Saved entries:
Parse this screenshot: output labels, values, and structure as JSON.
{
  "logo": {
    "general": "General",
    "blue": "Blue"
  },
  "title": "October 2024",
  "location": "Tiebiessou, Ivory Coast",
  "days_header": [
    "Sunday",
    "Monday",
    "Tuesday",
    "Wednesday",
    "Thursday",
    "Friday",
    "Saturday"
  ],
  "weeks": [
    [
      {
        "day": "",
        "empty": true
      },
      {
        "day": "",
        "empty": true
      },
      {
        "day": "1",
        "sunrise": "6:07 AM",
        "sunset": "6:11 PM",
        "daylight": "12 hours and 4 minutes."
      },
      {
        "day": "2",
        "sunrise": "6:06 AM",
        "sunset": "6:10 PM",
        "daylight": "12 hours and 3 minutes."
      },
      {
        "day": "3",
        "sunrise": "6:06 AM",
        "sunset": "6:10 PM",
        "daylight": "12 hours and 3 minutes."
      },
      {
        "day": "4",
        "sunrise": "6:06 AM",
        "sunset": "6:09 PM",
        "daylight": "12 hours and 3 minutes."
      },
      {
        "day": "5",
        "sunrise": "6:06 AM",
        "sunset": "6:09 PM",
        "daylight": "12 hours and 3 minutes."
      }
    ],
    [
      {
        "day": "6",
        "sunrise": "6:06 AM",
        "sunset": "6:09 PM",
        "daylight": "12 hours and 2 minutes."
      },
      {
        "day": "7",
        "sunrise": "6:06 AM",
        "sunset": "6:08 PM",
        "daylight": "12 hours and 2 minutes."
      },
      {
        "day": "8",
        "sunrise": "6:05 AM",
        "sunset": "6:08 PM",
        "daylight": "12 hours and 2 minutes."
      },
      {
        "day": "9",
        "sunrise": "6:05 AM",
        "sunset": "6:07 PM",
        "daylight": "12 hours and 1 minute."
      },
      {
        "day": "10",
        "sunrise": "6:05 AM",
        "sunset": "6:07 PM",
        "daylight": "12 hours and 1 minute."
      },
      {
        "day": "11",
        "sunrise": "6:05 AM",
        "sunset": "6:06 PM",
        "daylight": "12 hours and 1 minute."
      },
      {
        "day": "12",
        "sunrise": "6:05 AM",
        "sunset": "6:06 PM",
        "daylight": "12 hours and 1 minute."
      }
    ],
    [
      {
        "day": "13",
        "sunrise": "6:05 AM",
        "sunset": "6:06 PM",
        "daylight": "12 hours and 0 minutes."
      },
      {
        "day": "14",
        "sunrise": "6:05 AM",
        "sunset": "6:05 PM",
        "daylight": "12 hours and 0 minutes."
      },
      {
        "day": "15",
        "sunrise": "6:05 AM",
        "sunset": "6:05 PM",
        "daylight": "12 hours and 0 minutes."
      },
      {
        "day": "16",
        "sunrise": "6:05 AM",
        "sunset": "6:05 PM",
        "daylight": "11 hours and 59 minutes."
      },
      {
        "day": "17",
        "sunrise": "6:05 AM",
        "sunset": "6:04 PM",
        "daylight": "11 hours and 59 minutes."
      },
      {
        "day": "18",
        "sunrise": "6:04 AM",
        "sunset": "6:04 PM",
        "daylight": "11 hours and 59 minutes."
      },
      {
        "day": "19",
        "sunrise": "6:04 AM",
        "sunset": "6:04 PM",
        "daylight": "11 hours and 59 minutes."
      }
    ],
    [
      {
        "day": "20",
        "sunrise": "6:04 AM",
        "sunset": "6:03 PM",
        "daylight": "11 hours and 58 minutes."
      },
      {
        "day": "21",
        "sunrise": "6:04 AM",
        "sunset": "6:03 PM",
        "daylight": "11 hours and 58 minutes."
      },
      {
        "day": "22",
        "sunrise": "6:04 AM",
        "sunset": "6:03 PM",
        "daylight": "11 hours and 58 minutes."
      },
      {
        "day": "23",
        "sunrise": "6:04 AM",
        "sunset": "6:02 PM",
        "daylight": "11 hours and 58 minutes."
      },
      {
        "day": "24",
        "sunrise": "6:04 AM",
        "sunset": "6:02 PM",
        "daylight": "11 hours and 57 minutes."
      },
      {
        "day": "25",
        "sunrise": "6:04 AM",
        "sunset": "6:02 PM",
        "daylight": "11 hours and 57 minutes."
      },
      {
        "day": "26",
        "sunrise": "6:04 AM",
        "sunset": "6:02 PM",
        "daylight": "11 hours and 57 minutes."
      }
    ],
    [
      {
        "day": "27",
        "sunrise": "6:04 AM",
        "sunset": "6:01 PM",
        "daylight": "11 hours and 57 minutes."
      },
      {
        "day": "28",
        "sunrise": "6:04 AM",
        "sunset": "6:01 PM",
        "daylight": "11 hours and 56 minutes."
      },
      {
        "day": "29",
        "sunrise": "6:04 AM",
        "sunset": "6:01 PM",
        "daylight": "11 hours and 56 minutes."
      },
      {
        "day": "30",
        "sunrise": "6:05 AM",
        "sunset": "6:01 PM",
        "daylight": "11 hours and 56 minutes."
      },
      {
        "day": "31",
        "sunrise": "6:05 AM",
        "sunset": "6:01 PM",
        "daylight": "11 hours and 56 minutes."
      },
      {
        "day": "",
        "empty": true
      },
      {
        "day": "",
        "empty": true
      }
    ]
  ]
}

• EXERCISE INSTRUCTIONS: Write out the records shown above, exactly as they appear.

• RESULT BELOW:
Parse this screenshot: output labels, values, and structure as JSON.
{
  "logo": {
    "general": "General",
    "blue": "Blue"
  },
  "title": "October 2024",
  "location": "Tiebiessou, Ivory Coast",
  "days_header": [
    "Sunday",
    "Monday",
    "Tuesday",
    "Wednesday",
    "Thursday",
    "Friday",
    "Saturday"
  ],
  "weeks": [
    [
      {
        "day": "",
        "empty": true
      },
      {
        "day": "",
        "empty": true
      },
      {
        "day": "1",
        "sunrise": "6:07 AM",
        "sunset": "6:11 PM",
        "daylight": "12 hours and 4 minutes."
      },
      {
        "day": "2",
        "sunrise": "6:06 AM",
        "sunset": "6:10 PM",
        "daylight": "12 hours and 3 minutes."
      },
      {
        "day": "3",
        "sunrise": "6:06 AM",
        "sunset": "6:10 PM",
        "daylight": "12 hours and 3 minutes."
      },
      {
        "day": "4",
        "sunrise": "6:06 AM",
        "sunset": "6:09 PM",
        "daylight": "12 hours and 3 minutes."
      },
      {
        "day": "5",
        "sunrise": "6:06 AM",
        "sunset": "6:09 PM",
        "daylight": "12 hours and 3 minutes."
      }
    ],
    [
      {
        "day": "6",
        "sunrise": "6:06 AM",
        "sunset": "6:09 PM",
        "daylight": "12 hours and 2 minutes."
      },
      {
        "day": "7",
        "sunrise": "6:06 AM",
        "sunset": "6:08 PM",
        "daylight": "12 hours and 2 minutes."
      },
      {
        "day": "8",
        "sunrise": "6:05 AM",
        "sunset": "6:08 PM",
        "daylight": "12 hours and 2 minutes."
      },
      {
        "day": "9",
        "sunrise": "6:05 AM",
        "sunset": "6:07 PM",
        "daylight": "12 hours and 1 minute."
      },
      {
        "day": "10",
        "sunrise": "6:05 AM",
        "sunset": "6:07 PM",
        "daylight": "12 hours and 1 minute."
      },
      {
        "day": "11",
        "sunrise": "6:05 AM",
        "sunset": "6:06 PM",
        "daylight": "12 hours and 1 minute."
      },
      {
        "day": "12",
        "sunrise": "6:05 AM",
        "sunset": "6:06 PM",
        "daylight": "12 hours and 1 minute."
      }
    ],
    [
      {
        "day": "13",
        "sunrise": "6:05 AM",
        "sunset": "6:06 PM",
        "daylight": "12 hours and 0 minutes."
      },
      {
        "day": "14",
        "sunrise": "6:05 AM",
        "sunset": "6:05 PM",
        "daylight": "12 hours and 0 minutes."
      },
      {
        "day": "15",
        "sunrise": "6:05 AM",
        "sunset": "6:05 PM",
        "daylight": "12 hours and 0 minutes."
      },
      {
        "day": "16",
        "sunrise": "6:05 AM",
        "sunset": "6:05 PM",
        "daylight": "11 hours and 59 minutes."
      },
      {
        "day": "17",
        "sunrise": "6:05 AM",
        "sunset": "6:04 PM",
        "daylight": "11 hours and 59 minutes."
      },
      {
        "day": "18",
        "sunrise": "6:04 AM",
        "sunset": "6:04 PM",
        "daylight": "11 hours and 59 minutes."
      },
      {
        "day": "19",
        "sunrise": "6:04 AM",
        "sunset": "6:04 PM",
        "daylight": "11 hours and 59 minutes."
      }
    ],
    [
      {
        "day": "20",
        "sunrise": "6:04 AM",
        "sunset": "6:03 PM",
        "daylight": "11 hours and 58 minutes."
      },
      {
        "day": "21",
        "sunrise": "6:04 AM",
        "sunset": "6:03 PM",
        "daylight": "11 hours and 58 minutes."
      },
      {
        "day": "22",
        "sunrise": "6:04 AM",
        "sunset": "6:03 PM",
        "daylight": "11 hours and 58 minutes."
      },
      {
        "day": "23",
        "sunrise": "6:04 AM",
        "sunset": "6:02 PM",
        "daylight": "11 hours and 58 minutes."
      },
      {
        "day": "24",
        "sunrise": "6:04 AM",
        "sunset": "6:02 PM",
        "daylight": "11 hours and 57 minutes."
      },
      {
        "day": "25",
        "sunrise": "6:04 AM",
        "sunset": "6:02 PM",
        "daylight": "11 hours and 57 minutes."
      },
      {
        "day": "26",
        "sunrise": "6:04 AM",
        "sunset": "6:02 PM",
        "daylight": "11 hours and 57 minutes."
      }
    ],
    [
      {
        "day": "27",
        "sunrise": "6:04 AM",
        "sunset": "6:01 PM",
        "daylight": "11 hours and 57 minutes."
      },
      {
        "day": "28",
        "sunrise": "6:04 AM",
        "sunset": "6:01 PM",
        "daylight": "11 hours and 56 minutes."
      },
      {
        "day": "29",
        "sunrise": "6:04 AM",
        "sunset": "6:01 PM",
        "daylight": "11 hours and 56 minutes."
      },
      {
        "day": "30",
        "sunrise": "6:05 AM",
        "sunset": "6:01 PM",
        "daylight": "11 hours and 56 minutes."
      },
      {
        "day": "31",
        "sunrise": "6:05 AM",
        "sunset": "6:01 PM",
        "daylight": "11 hours and 56 minutes."
      },
      {
        "day": "",
        "empty": true
      },
      {
        "day": "",
        "empty": true
      }
    ]
  ]
}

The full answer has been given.